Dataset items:
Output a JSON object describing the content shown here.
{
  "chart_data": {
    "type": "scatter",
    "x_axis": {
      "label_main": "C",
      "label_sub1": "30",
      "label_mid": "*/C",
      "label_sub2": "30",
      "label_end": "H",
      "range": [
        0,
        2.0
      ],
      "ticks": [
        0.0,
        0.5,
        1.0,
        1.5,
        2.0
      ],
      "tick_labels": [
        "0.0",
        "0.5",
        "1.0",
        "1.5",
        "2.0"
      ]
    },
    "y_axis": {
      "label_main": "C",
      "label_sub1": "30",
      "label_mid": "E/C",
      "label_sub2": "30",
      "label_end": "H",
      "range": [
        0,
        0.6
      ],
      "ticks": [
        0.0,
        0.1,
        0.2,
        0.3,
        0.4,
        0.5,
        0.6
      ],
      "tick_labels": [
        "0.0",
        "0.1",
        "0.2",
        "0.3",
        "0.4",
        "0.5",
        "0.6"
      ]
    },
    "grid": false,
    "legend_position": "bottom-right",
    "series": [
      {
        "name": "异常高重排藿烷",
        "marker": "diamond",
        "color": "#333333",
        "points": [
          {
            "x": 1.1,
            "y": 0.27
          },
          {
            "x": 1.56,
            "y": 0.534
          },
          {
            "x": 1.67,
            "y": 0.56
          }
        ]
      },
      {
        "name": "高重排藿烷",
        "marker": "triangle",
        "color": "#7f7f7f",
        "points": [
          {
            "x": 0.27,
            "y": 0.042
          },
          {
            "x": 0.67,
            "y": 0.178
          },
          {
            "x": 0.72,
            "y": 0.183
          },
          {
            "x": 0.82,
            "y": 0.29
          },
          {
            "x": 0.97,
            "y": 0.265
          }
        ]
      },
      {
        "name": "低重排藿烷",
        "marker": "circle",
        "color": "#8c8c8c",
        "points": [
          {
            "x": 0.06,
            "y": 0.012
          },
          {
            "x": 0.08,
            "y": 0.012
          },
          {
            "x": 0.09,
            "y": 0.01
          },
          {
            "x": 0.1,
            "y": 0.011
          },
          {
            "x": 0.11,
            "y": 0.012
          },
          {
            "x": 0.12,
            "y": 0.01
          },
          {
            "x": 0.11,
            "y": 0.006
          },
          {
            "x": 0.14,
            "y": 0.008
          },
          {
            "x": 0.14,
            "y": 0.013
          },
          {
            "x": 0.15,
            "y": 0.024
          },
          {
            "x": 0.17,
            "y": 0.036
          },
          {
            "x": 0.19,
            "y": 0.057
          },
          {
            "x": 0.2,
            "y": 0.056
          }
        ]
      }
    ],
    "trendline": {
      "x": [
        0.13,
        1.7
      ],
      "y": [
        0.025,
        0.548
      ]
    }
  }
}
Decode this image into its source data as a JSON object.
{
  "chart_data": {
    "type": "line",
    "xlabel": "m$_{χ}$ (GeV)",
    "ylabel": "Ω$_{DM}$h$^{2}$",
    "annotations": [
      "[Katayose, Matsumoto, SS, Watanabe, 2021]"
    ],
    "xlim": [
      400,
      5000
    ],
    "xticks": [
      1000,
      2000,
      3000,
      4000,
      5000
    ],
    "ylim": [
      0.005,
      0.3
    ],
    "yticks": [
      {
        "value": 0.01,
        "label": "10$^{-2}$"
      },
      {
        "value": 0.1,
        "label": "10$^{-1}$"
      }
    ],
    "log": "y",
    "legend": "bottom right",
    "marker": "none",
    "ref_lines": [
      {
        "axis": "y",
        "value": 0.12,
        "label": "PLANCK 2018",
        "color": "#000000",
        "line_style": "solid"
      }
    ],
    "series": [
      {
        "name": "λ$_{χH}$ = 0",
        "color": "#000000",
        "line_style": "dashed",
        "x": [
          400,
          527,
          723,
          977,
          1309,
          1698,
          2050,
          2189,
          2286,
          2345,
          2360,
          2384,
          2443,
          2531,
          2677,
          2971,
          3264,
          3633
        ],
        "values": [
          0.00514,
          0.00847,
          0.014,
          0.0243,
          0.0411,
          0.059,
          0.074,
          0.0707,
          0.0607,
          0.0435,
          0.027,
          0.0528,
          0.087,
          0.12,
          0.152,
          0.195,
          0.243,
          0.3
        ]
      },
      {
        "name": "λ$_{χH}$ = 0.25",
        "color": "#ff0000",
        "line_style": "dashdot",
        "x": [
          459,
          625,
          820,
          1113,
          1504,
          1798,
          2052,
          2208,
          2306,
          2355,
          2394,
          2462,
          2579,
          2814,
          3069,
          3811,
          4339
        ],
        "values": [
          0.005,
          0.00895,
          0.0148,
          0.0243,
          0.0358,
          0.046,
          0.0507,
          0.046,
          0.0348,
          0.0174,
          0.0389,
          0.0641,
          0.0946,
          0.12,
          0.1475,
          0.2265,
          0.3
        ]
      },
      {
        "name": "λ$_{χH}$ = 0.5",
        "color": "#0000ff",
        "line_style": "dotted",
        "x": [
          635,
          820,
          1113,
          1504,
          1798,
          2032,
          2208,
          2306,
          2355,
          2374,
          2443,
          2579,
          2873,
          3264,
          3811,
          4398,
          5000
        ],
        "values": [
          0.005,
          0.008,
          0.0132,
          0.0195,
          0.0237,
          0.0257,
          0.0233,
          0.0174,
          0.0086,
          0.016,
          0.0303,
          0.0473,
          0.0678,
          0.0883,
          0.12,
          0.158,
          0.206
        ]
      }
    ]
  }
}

## WHAT YOU WILL DO
Retype the data exactly as given.

## SOLUTION FOR THIS TASK
Output a JSON object describing the content shown here.
{
  "chart_data": {
    "type": "scatter",
    "x_axis": {
      "label_main": "C",
      "label_sub1": "30",
      "label_mid": "*/C",
      "label_sub2": "30",
      "label_end": "H",
      "range": [
        0,
        2.0
      ],
      "ticks": [
        0.0,
        0.5,
        1.0,
        1.5,
        2.0
      ],
      "tick_labels": [
        "0.0",
        "0.5",
        "1.0",
        "1.5",
        "2.0"
      ]
    },
    "y_axis": {
      "label_main": "C",
      "label_sub1": "30",
      "label_mid": "E/C",
      "label_sub2": "30",
      "label_end": "H",
      "range": [
        0,
        0.6
      ],
      "ticks": [
        0.0,
        0.1,
        0.2,
        0.3,
        0.4,
        0.5,
        0.6
      ],
      "tick_labels": [
        "0.0",
        "0.1",
        "0.2",
        "0.3",
        "0.4",
        "0.5",
        "0.6"
      ]
    },
    "grid": false,
    "legend_position": "bottom-right",
    "series": [
      {
        "name": "异常高重排藿烷",
        "marker": "diamond",
        "color": "#333333",
        "points": [
          {
            "x": 1.1,
            "y": 0.27
          },
          {
            "x": 1.56,
            "y": 0.534
          },
          {
            "x": 1.67,
            "y": 0.56
          }
        ]
      },
      {
        "name": "高重排藿烷",
        "marker": "triangle",
        "color": "#7f7f7f",
        "points": [
          {
            "x": 0.27,
            "y": 0.042
          },
          {
            "x": 0.67,
            "y": 0.178
          },
          {
            "x": 0.72,
            "y": 0.183
          },
          {
            "x": 0.82,
            "y": 0.29
          },
          {
            "x": 0.97,
            "y": 0.265
          }
        ]
      },
      {
        "name": "低重排藿烷",
        "marker": "circle",
        "color": "#8c8c8c",
        "points": [
          {
            "x": 0.06,
            "y": 0.012
          },
          {
            "x": 0.08,
            "y": 0.012
          },
          {
            "x": 0.09,
            "y": 0.01
          },
          {
            "x": 0.1,
            "y": 0.011
          },
          {
            "x": 0.11,
            "y": 0.012
          },
          {
            "x": 0.12,
            "y": 0.01
          },
          {
            "x": 0.11,
            "y": 0.006
          },
          {
            "x": 0.14,
            "y": 0.008
          },
          {
            "x": 0.14,
            "y": 0.013
          },
          {
            "x": 0.15,
            "y": 0.024
          },
          {
            "x": 0.17,
            "y": 0.036
          },
          {
            "x": 0.19,
            "y": 0.057
          },
          {
            "x": 0.2,
            "y": 0.056
          }
        ]
      }
    ],
    "trendline": {
      "x": [
        0.13,
        1.7
      ],
      "y": [
        0.025,
        0.548
      ]
    }
  }
}
Decode this image into its source data as a JSON object.
{
  "chart_data": {
    "type": "line",
    "xlabel": "m$_{χ}$ (GeV)",
    "ylabel": "Ω$_{DM}$h$^{2}$",
    "annotations": [
      "[Katayose, Matsumoto, SS, Watanabe, 2021]"
    ],
    "xlim": [
      400,
      5000
    ],
    "xticks": [
      1000,
      2000,
      3000,
      4000,
      5000
    ],
    "ylim": [
      0.005,
      0.3
    ],
    "yticks": [
      {
        "value": 0.01,
        "label": "10$^{-2}$"
      },
      {
        "value": 0.1,
        "label": "10$^{-1}$"
      }
    ],
    "log": "y",
    "legend": "bottom right",
    "marker": "none",
    "ref_lines": [
      {
        "axis": "y",
        "value": 0.12,
        "label": "PLANCK 2018",
        "color": "#000000",
        "line_style": "solid"
      }
    ],
    "series": [
      {
        "name": "λ$_{χH}$ = 0",
        "color": "#000000",
        "line_style": "dashed",
        "x": [
          400,
          527,
          723,
          977,
          1309,
          1698,
          2050,
          2189,
          2286,
          2345,
          2360,
          2384,
          2443,
          2531,
          2677,
          2971,
          3264,
          3633
        ],
        "values": [
          0.00514,
          0.00847,
          0.014,
          0.0243,
          0.0411,
          0.059,
          0.074,
          0.0707,
          0.0607,
          0.0435,
          0.027,
          0.0528,
          0.087,
          0.12,
          0.152,
          0.195,
          0.243,
          0.3
        ]
      },
      {
        "name": "λ$_{χH}$ = 0.25",
        "color": "#ff0000",
        "line_style": "dashdot",
        "x": [
          459,
          625,
          820,
          1113,
          1504,
          1798,
          2052,
          2208,
          2306,
          2355,
          2394,
          2462,
          2579,
          2814,
          3069,
          3811,
          4339
        ],
        "values": [
          0.005,
          0.00895,
          0.0148,
          0.0243,
          0.0358,
          0.046,
          0.0507,
          0.046,
          0.0348,
          0.0174,
          0.0389,
          0.0641,
          0.0946,
          0.12,
          0.1475,
          0.2265,
          0.3
        ]
      },
      {
        "name": "λ$_{χH}$ = 0.5",
        "color": "#0000ff",
        "line_style": "dotted",
        "x": [
          635,
          820,
          1113,
          1504,
          1798,
          2032,
          2208,
          2306,
          2355,
          2374,
          2443,
          2579,
          2873,
          3264,
          3811,
          4398,
          5000
        ],
        "values": [
          0.005,
          0.008,
          0.0132,
          0.0195,
          0.0237,
          0.0257,
          0.0233,
          0.0174,
          0.0086,
          0.016,
          0.0303,
          0.0473,
          0.0678,
          0.0883,
          0.12,
          0.158,
          0.206
        ]
      }
    ]
  }
}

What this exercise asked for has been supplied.